Some Demos of Bootstrapping

36-402, Spring 2019, Section A

12 February 2019

An example: Let’s predict the stock market!

# Load some data
  # Loads as a time-series structure which we'll undo in a moment
require(pdfetch)
sp <- pdfetch_YAHOO("SPY", fields="adjclose",
  from=as.Date("1993-02-09"), to=as.Date("2019-02-09"))
# Compute log returns for each day
  # as.numeric() gets rid of the time-series structure
sp <- as.numeric(diff(log(sp)))
# need to drop the initial NA which makes difficulties later
sp <- sp[-1]
# Make into a two-column data frame, one column for day $t$, other for day $t+1$
  # So columns should have all but the last entry in sp vs. all but the first
sp.df <- data.frame(Today=head(sp,-1), Tomorrow=tail(sp,-1))

> _THE EXERCISE_
Copy the bootstrapping demo from "12 February 2019" up to and including "sp <- as.numeric(diff(log(sp)))", swapping "time-series structure" for "xts structure".

> _DATA ROWS_
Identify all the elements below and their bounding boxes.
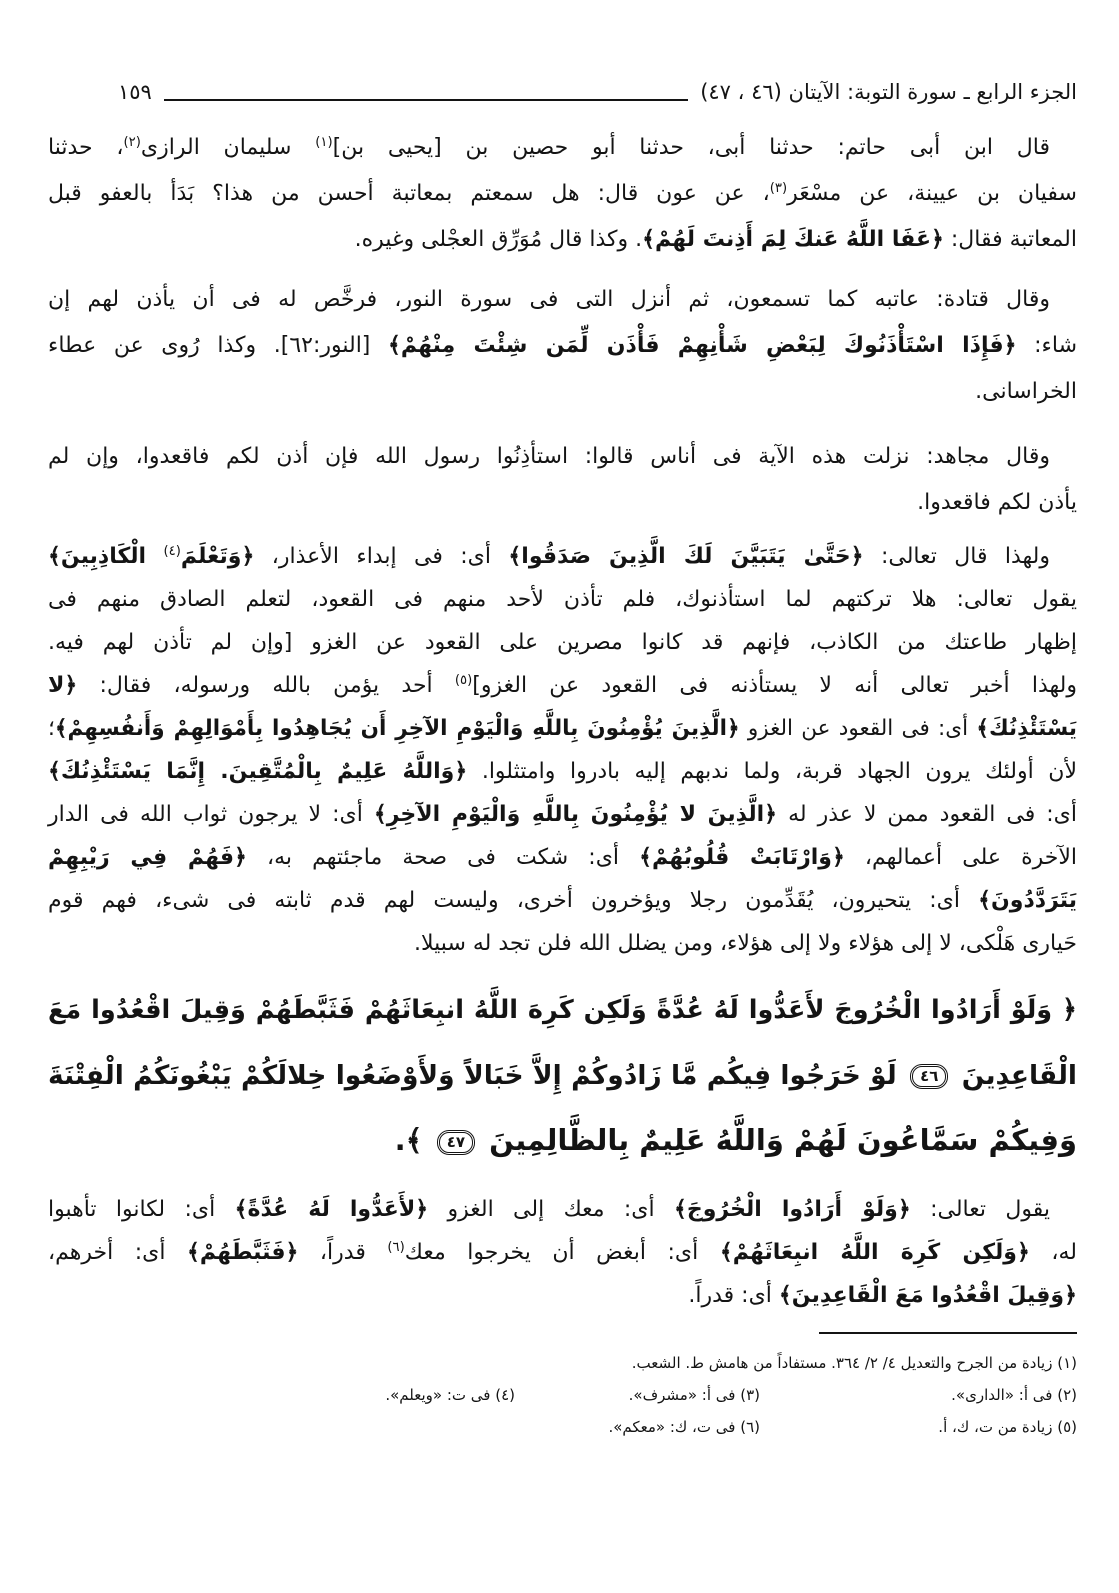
text-line	[48, 1043, 1077, 1108]
text-line	[48, 277, 1077, 323]
footnote-item: (٣) فى أ: «مشرف».	[628, 1386, 760, 1404]
text-line	[48, 125, 1077, 171]
text-segment: المعاتبة فقال:	[943, 227, 1077, 252]
footnote-ref: (٥)	[454, 673, 473, 689]
text-line	[48, 707, 1077, 750]
ayah-number-marker: ٤٧	[437, 1130, 475, 1155]
text-segment: ، حدثنا	[48, 135, 124, 160]
text-segment: أى: أخرهم،	[48, 1240, 188, 1265]
text-segment: حَيارى هَلْكى، لا إلى هؤلاء ولا إلى هؤلاء، ومن يضلل الله فلن تجد له سبيلا.	[414, 931, 1077, 956]
text-segment: ولهذا قال تعالى:	[863, 544, 1050, 569]
footnote-item: (٥) زيادة من ت، ك، أ.	[938, 1418, 1077, 1436]
running-title: الجزء الرابع ـ سورة التوبة: الآيتان (٤٦ ، ٤٧)	[700, 80, 1077, 104]
footnote-row	[48, 1411, 1077, 1443]
text-line	[48, 578, 1077, 621]
text-segment: سفيان بن عيينة، عن مسْعَر	[787, 181, 1077, 206]
footnote-ref: (٦)	[387, 1240, 405, 1256]
quran-quote: ﴿فَإِذَا اسْتَأْذَنُوكَ لِبَعْضِ شَأْنِهِمْ فَأْذَن لِّمَن شِئْتَ مِنْهُمْ﴾	[388, 333, 1017, 358]
text-segment: إظهار طاعتك من الكاذب، فإنهم قد كانوا مصرين على القعود عن الغزو [وإن لم تأذن لهم فيه.	[48, 630, 1077, 655]
text-segment: أحد يؤمن بالله ورسوله، فقال:	[77, 673, 455, 698]
text-segment: قال ابن أبى حاتم: حدثنا أبى، حدثنا أبو حصين بن [يحيى بن]	[332, 135, 1050, 160]
text-segment: شاء:	[1016, 333, 1078, 358]
text-segment: ﴿ وَلَوْ أَرَادُوا الْخُرُوجَ لأَعَدُّوا لَهُ عُدَّةً وَلَكِن كَرِهَ اللَّهُ انبِعَاثَهُمْ فَثَبَّطَهُمْ وَقِيلَ اقْعُدُوا مَعَ	[48, 995, 1077, 1025]
text-line	[48, 535, 1077, 578]
text-segment: الْقَاعِدِينَ	[952, 1060, 1077, 1091]
page-number: ١٥٩	[118, 80, 152, 104]
text-segment: قدراً،	[298, 1240, 388, 1265]
footnote-row	[48, 1379, 1077, 1411]
quran-quote: ﴿وَاللَّهُ عَلِيمٌ بِالْمُتَّقِينَ. إِنَّمَا يَسْتَئْذِنُكَ﴾	[48, 759, 468, 784]
footnote-item: (١) زيادة من الجرح والتعديل ٤/ ٢/ ٣٦٤. مستفاداً من هامش ط. الشعب.	[631, 1354, 1077, 1372]
footnote-ref: (٣)	[769, 181, 788, 197]
text-segment	[146, 544, 163, 569]
quran-quote: ﴿الَّذِينَ لا يُؤْمِنُونَ بِاللَّهِ وَالْيَوْمِ الآخِرِ﴾	[373, 802, 778, 827]
text-segment: أى: لكانوا تأهبوا	[48, 1197, 235, 1222]
text-segment: ﴾.	[394, 1123, 433, 1157]
quran-quote: ﴿وَقِيلَ اقْعُدُوا مَعَ الْقَاعِدِينَ﴾	[778, 1283, 1077, 1308]
header-rule	[164, 99, 688, 101]
footnote-ref: (١)	[315, 135, 333, 151]
quran-quote: ﴿لأَعَدُّوا لَهُ عُدَّةً﴾	[234, 1197, 429, 1222]
footnote-ref: (٤)	[163, 544, 181, 560]
text-line	[48, 664, 1077, 707]
footnote-row	[48, 1347, 1077, 1379]
text-line	[48, 1274, 1077, 1317]
text-segment: له،	[1029, 1240, 1078, 1265]
quran-quote: يَتَرَدَّدُونَ﴾	[978, 888, 1077, 913]
text-line	[48, 434, 1077, 480]
text-segment: وقال قتادة: عاتبه كما تسمعون، ثم أنزل التى فى سورة النور، فرخَّص له فى أن يأذن لهم إن	[48, 287, 1050, 312]
quran-quote: الْكَاذِبِينَ﴾	[48, 544, 147, 569]
footnotes	[48, 1347, 1077, 1443]
text-line	[48, 1188, 1077, 1231]
text-segment: يقول تعالى:	[910, 1197, 1050, 1222]
quran-quote: ﴿حَتَّىٰ يَتَبَيَّنَ لَكَ الَّذِينَ صَدَقُوا﴾	[508, 544, 864, 569]
quran-quote: ﴿فَهُمْ فِي رَيْبِهِمْ	[48, 845, 247, 870]
text-segment: [النور:٦٢]. وكذا رُوى عن عطاء	[48, 333, 388, 358]
text-line	[48, 836, 1077, 879]
text-line	[48, 922, 1077, 965]
footnote-item: (٢) فى أ: «الدارى».	[951, 1386, 1077, 1404]
quran-quote: ﴿الَّذِينَ يُؤْمِنُونَ بِاللَّهِ وَالْيَوْمِ الآخِرِ أَن يُجَاهِدُوا بِأَمْوَالِهِمْ وَأَنفُسِهِمْ﴾	[54, 716, 740, 741]
text-line	[48, 217, 1077, 263]
text-segment: لأن أولئك يرون الجهاد قربة، ولما ندبهم إليه بادروا وامتثلوا.	[467, 759, 1077, 784]
text-segment: أى: أبغض أن يخرجوا معك	[404, 1240, 720, 1265]
text-line	[48, 750, 1077, 793]
text-segment: الخراسانى.	[975, 379, 1077, 404]
text-segment: وقال مجاهد: نزلت هذه الآية فى أناس قالوا: استأذِنُوا رسول الله فإن أذن لكم فاقعدوا، وإن لم	[48, 444, 1050, 469]
text-segment: أى: يتحيرون، يُقَدِّمون رجلا ويؤخرون أخرى، وليست لهم قدم ثابته فى شىء، فهم قوم	[48, 888, 979, 913]
text-segment: ولهذا أخبر تعالى أنه لا يستأذنه فى القعود عن الغزو]	[472, 673, 1077, 698]
text-line	[48, 369, 1077, 415]
footnote-ref: (٢)	[123, 135, 141, 151]
paragraph	[48, 125, 1077, 263]
text-line	[48, 171, 1077, 217]
paragraph	[48, 1188, 1077, 1317]
paragraph	[48, 277, 1077, 415]
text-line	[48, 793, 1077, 836]
ayah-number-marker: ٤٦	[910, 1064, 948, 1089]
text-segment: لَوْ خَرَجُوا فِيكُم مَّا زَادُوكُمْ إِلاَّ خَبَالاً وَلأَوْضَعُوا خِلالَكُمْ يَبْغُونَكُمُ الْفِتْنَةَ	[48, 1060, 907, 1091]
text-segment: أى: لا يرجون ثواب الله فى الدار	[48, 802, 374, 827]
text-segment: وَفِيكُمْ سَمَّاعُونَ لَهُمْ وَاللَّهُ عَلِيمٌ بِالظَّالِمِينَ	[479, 1123, 1077, 1157]
quran-quote: ﴿وَتَعْلَمَ	[180, 544, 255, 569]
text-line	[48, 621, 1077, 664]
text-line	[48, 323, 1077, 369]
quran-quote: ﴿لا	[48, 673, 78, 698]
text-line	[48, 1231, 1077, 1274]
footnote-separator	[819, 1332, 1077, 1334]
quran-quote: ﴿وَارْتَابَتْ قُلُوبُهُمْ﴾	[639, 845, 845, 870]
text-segment: أى: فى القعود عن الغزو	[739, 716, 977, 741]
text-segment: . وكذا قال مُوَرِّق العجْلى وغيره.	[354, 227, 643, 252]
text-segment: أى: معك إلى الغزو	[428, 1197, 675, 1222]
quran-quote: يَسْتَئْذِنُكَ﴾	[976, 716, 1078, 741]
text-line	[48, 879, 1077, 922]
footnote-item: (٦) فى ت، ك: «معكم».	[608, 1418, 760, 1436]
paragraph	[48, 434, 1077, 526]
quran-quote: ﴿وَلَوْ أَرَادُوا الْخُرُوجَ﴾	[674, 1197, 911, 1222]
text-segment: أى: شكت فى صحة ماجئتهم به،	[246, 845, 640, 870]
quran-quote: ﴿عَفَا اللَّهُ عَنكَ لِمَ أَذِنتَ لَهُمْ﴾	[642, 227, 944, 252]
text-line	[48, 1108, 1077, 1173]
verse-block	[48, 978, 1077, 1173]
text-line	[48, 978, 1077, 1043]
text-segment: أى: قدراً.	[688, 1283, 779, 1308]
text-segment: يقول تعالى: هلا تركتهم لما استأذنوك، فلم تأذن لأحد منهم فى القعود، لتعلم الصادق منهم فى	[48, 587, 1077, 612]
quran-quote: ﴿فَثَبَّطَهُمْ﴾	[187, 1240, 299, 1265]
text-segment: يأذن لكم فاقعدوا.	[917, 490, 1077, 515]
text-segment: ؛	[48, 716, 55, 741]
text-segment: الآخرة على أعمالهم،	[844, 845, 1078, 870]
page-header	[118, 72, 1077, 112]
footnote-item: (٤) فى ت: «ويعلم».	[385, 1386, 515, 1404]
text-segment: ، عن عون قال: هل سمعتم بمعاتبة أحسن من هذا؟ بَدَأ بالعفو قبل	[48, 181, 770, 206]
quran-quote: ﴿وَلَكِن كَرِهَ اللَّهُ انبِعَاثَهُمْ﴾	[719, 1240, 1030, 1265]
text-segment: أى: فى إبداء الأعذار،	[254, 544, 509, 569]
text-segment: سليمان الرازى	[140, 135, 316, 160]
text-segment: أى: فى القعود ممن لا عذر له	[777, 802, 1077, 827]
paragraph	[48, 535, 1077, 965]
text-line	[48, 480, 1077, 526]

> _SOLUTION FOR THIS PROBLEM_
12 February 2019

An example: Let’s predict the stock market!

# Load some data
  # Loads as a xts structure which we'll undo in a moment
require(pdfetch)
sp <- pdfetch_YAHOO("SPY", fields="adjclose",
  from=as.Date("1993-02-09"), to=as.Date("2019-02-09"))
# Compute log returns for each day
  # as.numeric() gets rid of the xts structure
sp <- as.numeric(diff(log(sp)))